Records for the task ▸
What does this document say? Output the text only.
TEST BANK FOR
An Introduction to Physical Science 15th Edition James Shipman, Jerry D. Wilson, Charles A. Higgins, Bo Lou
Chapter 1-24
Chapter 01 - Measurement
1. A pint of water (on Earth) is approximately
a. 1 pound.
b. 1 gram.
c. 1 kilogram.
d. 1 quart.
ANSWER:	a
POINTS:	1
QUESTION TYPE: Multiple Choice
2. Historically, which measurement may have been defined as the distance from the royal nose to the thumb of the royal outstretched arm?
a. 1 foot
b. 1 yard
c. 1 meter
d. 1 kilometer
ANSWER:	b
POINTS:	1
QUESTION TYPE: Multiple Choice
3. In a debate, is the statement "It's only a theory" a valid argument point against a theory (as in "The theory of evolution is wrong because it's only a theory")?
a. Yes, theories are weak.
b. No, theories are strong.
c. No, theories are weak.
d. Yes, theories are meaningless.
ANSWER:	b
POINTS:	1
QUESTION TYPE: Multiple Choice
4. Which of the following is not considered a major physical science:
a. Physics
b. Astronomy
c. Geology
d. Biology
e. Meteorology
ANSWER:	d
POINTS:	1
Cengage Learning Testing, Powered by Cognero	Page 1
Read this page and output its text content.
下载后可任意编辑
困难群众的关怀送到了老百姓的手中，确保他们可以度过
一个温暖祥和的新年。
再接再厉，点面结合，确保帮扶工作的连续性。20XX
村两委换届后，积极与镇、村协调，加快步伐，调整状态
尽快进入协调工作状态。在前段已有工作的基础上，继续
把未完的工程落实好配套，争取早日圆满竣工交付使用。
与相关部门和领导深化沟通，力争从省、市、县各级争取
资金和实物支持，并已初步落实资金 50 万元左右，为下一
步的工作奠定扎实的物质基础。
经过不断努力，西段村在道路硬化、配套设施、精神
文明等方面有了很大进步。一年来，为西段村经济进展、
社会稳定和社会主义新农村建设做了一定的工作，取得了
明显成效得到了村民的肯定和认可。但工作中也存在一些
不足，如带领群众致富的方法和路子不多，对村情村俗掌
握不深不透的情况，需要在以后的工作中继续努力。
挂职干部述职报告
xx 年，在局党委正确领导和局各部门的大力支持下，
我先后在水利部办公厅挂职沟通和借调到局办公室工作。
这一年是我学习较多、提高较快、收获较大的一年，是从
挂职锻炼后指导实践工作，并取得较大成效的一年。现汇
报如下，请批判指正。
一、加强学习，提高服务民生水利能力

Work to do ▸
Quote every record above exactly.

Completed task ▸
What does this document say? Output the text only.
TEST BANK FOR
An Introduction to Physical Science 15th Edition James Shipman, Jerry D. Wilson, Charles A. Higgins, Bo Lou
Chapter 1-24
Chapter 01 - Measurement
1. A pint of water (on Earth) is approximately
a. 1 pound.
b. 1 gram.
c. 1 kilogram.
d. 1 quart.
ANSWER:	a
POINTS:	1
QUESTION TYPE: Multiple Choice
2. Historically, which measurement may have been defined as the distance from the royal nose to the thumb of the royal outstretched arm?
a. 1 foot
b. 1 yard
c. 1 meter
d. 1 kilometer
ANSWER:	b
POINTS:	1
QUESTION TYPE: Multiple Choice
3. In a debate, is the statement "It's only a theory" a valid argument point against a theory (as in "The theory of evolution is wrong because it's only a theory")?
a. Yes, theories are weak.
b. No, theories are strong.
c. No, theories are weak.
d. Yes, theories are meaningless.
ANSWER:	b
POINTS:	1
QUESTION TYPE: Multiple Choice
4. Which of the following is not considered a major physical science:
a. Physics
b. Astronomy
c. Geology
d. Biology
e. Meteorology
ANSWER:	d
POINTS:	1
Cengage Learning Testing, Powered by Cognero	Page 1
Read this page and output its text content.
下载后可任意编辑
困难群众的关怀送到了老百姓的手中，确保他们可以度过
一个温暖祥和的新年。
再接再厉，点面结合，确保帮扶工作的连续性。20XX
村两委换届后，积极与镇、村协调，加快步伐，调整状态
尽快进入协调工作状态。在前段已有工作的基础上，继续
把未完的工程落实好配套，争取早日圆满竣工交付使用。
与相关部门和领导深化沟通，力争从省、市、县各级争取
资金和实物支持，并已初步落实资金 50 万元左右，为下一
步的工作奠定扎实的物质基础。
经过不断努力，西段村在道路硬化、配套设施、精神
文明等方面有了很大进步。一年来，为西段村经济进展、
社会稳定和社会主义新农村建设做了一定的工作，取得了
明显成效得到了村民的肯定和认可。但工作中也存在一些
不足，如带领群众致富的方法和路子不多，对村情村俗掌
握不深不透的情况，需要在以后的工作中继续努力。
挂职干部述职报告
xx 年，在局党委正确领导和局各部门的大力支持下，
我先后在水利部办公厅挂职沟通和借调到局办公室工作。
这一年是我学习较多、提高较快、收获较大的一年，是从
挂职锻炼后指导实践工作，并取得较大成效的一年。现汇
报如下，请批判指正。
一、加强学习，提高服务民生水利能力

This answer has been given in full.